━━ Stored rows ━━

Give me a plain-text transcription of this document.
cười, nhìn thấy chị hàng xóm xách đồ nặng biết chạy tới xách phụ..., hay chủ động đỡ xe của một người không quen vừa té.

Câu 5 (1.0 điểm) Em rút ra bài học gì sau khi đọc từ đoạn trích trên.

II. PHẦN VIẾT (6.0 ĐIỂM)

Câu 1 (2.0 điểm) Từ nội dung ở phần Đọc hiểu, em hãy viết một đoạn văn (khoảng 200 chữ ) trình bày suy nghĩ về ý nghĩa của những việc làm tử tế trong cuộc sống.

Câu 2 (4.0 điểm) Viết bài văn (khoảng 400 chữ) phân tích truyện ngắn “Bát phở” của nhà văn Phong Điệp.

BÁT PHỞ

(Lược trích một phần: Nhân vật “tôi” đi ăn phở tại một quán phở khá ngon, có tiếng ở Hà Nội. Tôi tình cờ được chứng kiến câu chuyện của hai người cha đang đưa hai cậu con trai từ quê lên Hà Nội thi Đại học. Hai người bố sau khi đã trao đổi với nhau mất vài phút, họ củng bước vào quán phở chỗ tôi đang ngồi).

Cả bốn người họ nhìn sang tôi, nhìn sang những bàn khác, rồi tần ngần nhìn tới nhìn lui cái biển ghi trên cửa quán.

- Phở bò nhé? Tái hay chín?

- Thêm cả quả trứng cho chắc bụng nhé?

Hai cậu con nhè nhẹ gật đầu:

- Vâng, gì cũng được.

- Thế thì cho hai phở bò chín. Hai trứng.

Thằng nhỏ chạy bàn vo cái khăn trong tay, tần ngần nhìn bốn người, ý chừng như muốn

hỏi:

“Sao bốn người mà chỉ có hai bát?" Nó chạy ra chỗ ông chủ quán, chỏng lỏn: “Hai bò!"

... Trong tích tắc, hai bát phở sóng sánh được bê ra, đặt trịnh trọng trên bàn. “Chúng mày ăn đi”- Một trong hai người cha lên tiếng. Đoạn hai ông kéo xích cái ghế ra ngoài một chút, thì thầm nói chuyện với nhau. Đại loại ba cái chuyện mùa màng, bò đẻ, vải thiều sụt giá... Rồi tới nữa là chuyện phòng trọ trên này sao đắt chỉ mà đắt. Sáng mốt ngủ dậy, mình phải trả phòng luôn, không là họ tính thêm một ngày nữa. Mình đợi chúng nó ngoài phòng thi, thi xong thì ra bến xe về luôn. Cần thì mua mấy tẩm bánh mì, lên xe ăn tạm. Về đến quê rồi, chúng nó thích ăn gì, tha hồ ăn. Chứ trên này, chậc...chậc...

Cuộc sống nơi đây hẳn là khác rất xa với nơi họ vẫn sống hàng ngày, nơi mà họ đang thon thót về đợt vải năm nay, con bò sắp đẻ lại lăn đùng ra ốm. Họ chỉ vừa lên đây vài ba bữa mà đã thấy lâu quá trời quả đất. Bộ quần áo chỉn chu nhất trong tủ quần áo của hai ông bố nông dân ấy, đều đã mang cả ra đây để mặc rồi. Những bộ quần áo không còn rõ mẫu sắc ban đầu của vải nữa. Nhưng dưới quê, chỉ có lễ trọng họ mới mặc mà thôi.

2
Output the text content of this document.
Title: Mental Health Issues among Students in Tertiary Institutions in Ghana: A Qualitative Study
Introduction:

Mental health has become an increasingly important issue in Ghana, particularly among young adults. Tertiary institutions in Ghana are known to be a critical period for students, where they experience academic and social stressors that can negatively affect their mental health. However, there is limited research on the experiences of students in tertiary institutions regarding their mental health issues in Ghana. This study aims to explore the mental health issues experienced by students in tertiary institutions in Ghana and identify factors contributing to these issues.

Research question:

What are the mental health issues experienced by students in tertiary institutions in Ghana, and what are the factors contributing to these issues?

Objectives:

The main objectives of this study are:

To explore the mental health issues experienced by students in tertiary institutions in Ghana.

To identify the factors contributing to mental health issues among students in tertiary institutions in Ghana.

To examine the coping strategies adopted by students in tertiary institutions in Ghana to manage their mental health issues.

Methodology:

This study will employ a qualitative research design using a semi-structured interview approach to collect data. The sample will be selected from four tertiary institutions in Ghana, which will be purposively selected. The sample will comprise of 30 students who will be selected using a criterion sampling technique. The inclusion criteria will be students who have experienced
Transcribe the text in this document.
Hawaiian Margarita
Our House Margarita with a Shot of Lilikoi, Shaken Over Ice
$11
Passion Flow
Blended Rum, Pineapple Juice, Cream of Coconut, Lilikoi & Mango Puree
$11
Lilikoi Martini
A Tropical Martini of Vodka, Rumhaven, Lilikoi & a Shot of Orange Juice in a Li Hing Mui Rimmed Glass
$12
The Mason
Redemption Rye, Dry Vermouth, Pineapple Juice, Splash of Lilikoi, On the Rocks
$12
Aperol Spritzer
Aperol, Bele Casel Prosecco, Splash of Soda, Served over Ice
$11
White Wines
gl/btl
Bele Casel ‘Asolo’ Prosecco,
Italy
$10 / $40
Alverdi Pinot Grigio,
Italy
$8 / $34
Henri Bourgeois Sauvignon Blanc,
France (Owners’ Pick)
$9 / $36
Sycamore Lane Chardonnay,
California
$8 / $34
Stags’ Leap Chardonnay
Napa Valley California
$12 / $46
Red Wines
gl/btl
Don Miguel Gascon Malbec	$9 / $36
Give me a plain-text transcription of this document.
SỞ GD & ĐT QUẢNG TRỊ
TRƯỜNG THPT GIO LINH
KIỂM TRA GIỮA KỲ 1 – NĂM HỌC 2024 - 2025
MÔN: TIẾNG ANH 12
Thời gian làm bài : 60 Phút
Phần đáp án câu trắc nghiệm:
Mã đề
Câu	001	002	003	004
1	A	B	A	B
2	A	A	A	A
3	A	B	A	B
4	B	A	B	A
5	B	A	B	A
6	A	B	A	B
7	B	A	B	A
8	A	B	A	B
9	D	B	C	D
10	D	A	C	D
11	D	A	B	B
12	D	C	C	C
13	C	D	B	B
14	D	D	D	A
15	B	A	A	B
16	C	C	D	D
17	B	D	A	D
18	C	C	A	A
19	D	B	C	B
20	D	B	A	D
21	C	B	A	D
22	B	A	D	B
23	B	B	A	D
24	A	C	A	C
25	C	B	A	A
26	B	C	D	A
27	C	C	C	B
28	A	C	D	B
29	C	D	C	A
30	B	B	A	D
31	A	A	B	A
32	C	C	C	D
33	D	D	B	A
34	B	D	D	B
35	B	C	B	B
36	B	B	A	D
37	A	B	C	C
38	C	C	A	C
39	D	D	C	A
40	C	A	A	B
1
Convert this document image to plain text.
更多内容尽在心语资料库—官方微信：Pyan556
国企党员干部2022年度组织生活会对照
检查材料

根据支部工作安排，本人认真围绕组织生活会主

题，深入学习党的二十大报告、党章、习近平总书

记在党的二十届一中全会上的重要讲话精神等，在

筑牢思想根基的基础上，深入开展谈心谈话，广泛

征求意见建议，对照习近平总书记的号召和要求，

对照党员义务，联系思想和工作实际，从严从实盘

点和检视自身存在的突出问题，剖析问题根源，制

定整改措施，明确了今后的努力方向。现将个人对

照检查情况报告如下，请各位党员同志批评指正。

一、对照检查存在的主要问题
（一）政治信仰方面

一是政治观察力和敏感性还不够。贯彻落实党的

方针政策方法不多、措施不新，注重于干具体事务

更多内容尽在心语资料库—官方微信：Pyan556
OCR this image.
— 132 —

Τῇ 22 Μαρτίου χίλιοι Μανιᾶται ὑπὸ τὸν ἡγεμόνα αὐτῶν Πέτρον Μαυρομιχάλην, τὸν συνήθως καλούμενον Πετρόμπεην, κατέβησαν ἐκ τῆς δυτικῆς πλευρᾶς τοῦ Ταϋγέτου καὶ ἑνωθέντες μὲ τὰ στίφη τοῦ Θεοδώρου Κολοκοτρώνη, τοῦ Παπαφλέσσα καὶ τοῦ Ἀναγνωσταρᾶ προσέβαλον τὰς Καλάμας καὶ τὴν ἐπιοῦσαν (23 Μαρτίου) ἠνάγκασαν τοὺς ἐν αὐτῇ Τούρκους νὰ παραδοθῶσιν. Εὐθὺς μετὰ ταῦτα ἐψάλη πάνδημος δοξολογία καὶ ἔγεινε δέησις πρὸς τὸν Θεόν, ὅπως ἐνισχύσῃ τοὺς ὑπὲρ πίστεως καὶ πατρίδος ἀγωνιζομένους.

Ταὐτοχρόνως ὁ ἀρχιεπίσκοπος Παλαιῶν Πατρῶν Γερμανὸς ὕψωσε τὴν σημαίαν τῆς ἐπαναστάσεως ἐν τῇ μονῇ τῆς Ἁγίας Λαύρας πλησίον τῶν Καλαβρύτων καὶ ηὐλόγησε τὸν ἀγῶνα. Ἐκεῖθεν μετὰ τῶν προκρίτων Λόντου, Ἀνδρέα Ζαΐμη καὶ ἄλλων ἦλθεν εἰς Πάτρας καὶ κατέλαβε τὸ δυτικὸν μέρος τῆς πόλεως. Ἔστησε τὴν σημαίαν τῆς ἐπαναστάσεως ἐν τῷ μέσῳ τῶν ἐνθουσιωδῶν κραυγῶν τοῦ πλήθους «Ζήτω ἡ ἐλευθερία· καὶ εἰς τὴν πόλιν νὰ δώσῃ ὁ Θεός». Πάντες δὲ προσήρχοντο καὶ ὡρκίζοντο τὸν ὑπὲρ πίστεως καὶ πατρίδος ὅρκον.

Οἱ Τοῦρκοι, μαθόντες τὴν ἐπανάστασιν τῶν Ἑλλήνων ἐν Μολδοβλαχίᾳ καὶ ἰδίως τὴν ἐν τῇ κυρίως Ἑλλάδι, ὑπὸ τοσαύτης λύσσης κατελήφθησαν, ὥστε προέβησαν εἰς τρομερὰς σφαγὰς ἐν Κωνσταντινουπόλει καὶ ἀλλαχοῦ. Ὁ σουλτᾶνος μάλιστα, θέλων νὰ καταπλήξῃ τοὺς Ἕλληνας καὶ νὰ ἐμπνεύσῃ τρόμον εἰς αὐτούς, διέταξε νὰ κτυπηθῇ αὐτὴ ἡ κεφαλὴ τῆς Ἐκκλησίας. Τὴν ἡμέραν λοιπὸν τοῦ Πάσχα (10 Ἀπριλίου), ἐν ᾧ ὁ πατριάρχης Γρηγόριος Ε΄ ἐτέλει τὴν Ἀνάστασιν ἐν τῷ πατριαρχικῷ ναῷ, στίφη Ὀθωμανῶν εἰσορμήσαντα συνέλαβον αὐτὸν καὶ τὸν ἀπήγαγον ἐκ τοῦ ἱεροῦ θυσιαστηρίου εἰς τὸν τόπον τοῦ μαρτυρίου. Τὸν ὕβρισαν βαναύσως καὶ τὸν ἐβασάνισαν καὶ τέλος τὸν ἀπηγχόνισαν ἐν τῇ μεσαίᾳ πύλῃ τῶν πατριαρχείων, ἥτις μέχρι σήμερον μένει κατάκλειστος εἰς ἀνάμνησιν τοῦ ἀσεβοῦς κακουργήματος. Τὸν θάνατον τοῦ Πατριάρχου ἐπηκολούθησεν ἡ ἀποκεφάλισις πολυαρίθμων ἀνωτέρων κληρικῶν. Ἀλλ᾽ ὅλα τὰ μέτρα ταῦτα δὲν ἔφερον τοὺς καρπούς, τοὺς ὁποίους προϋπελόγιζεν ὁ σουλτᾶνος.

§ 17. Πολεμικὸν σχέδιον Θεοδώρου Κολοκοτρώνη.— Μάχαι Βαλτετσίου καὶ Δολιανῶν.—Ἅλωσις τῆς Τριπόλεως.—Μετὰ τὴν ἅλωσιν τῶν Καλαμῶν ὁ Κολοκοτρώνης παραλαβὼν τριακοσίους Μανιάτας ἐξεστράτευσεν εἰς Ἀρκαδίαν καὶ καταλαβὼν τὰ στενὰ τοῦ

━━━

## Written request
Locate the string "Juice" in the listing above and copy every line where it occurs.

## Task output
Blended Rum, Pineapple Juice, Cream of Coconut, Lilikoi & Mango Puree
A Tropical Martini of Vodka, Rumhaven, Lilikoi & a Shot of Orange Juice in a Li Hing Mui Rimmed Glass
Redemption Rye, Dry Vermouth, Pineapple Juice, Splash of Lilikoi, On the Rocks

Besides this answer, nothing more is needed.